> _Work instruction_
For this exercise, copy each line of the records that contains the word "Goodpasture".

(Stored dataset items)
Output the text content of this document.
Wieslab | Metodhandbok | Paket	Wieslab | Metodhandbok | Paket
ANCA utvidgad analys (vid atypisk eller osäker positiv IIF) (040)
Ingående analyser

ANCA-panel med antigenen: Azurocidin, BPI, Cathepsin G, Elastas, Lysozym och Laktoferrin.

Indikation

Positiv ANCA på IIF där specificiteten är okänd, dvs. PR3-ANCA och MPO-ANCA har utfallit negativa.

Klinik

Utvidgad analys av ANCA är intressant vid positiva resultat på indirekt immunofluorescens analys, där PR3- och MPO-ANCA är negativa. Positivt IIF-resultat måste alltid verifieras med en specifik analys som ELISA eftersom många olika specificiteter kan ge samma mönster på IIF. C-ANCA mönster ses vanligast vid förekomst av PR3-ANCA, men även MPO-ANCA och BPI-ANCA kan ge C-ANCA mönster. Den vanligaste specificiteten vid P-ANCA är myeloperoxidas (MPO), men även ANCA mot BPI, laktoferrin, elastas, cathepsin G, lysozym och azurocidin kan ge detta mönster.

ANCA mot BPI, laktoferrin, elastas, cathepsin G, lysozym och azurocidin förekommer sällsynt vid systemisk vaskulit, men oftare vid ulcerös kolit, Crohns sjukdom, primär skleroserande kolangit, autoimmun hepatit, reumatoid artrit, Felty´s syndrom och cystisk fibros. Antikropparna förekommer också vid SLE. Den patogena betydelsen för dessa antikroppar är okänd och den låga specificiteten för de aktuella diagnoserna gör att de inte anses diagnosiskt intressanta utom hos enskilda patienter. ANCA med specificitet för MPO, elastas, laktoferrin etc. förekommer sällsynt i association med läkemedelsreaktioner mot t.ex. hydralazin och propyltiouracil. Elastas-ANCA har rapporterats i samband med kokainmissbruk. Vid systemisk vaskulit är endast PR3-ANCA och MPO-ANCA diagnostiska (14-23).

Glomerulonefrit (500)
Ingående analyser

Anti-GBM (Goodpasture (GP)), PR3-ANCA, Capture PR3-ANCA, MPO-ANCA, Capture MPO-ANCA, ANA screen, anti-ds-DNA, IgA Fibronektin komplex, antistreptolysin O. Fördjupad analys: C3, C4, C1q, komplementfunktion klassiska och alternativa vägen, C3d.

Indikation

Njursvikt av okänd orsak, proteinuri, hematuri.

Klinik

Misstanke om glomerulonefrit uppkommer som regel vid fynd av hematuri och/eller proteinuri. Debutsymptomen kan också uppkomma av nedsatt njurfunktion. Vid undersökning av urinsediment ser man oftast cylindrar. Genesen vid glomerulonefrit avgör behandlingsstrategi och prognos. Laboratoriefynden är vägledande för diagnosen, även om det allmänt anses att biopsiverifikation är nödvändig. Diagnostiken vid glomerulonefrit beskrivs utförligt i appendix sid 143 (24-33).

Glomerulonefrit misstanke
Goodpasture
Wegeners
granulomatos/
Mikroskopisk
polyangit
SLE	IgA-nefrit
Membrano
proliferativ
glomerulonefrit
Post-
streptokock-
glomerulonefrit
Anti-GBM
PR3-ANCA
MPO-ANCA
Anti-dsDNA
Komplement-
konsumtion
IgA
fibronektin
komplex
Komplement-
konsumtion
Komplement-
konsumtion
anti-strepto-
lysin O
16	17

> _The completed task_
Anti-GBM (Goodpasture (GP)), PR3-ANCA, Capture PR3-ANCA, MPO-ANCA, Capture MPO-ANCA, ANA screen, anti-ds-DNA, IgA Fibronektin komplex, antistreptolysin O. Fördjupad analys: C3, C4, C1q, komplementfunktion klassiska och alternativa vägen, C3d.
Goodpasture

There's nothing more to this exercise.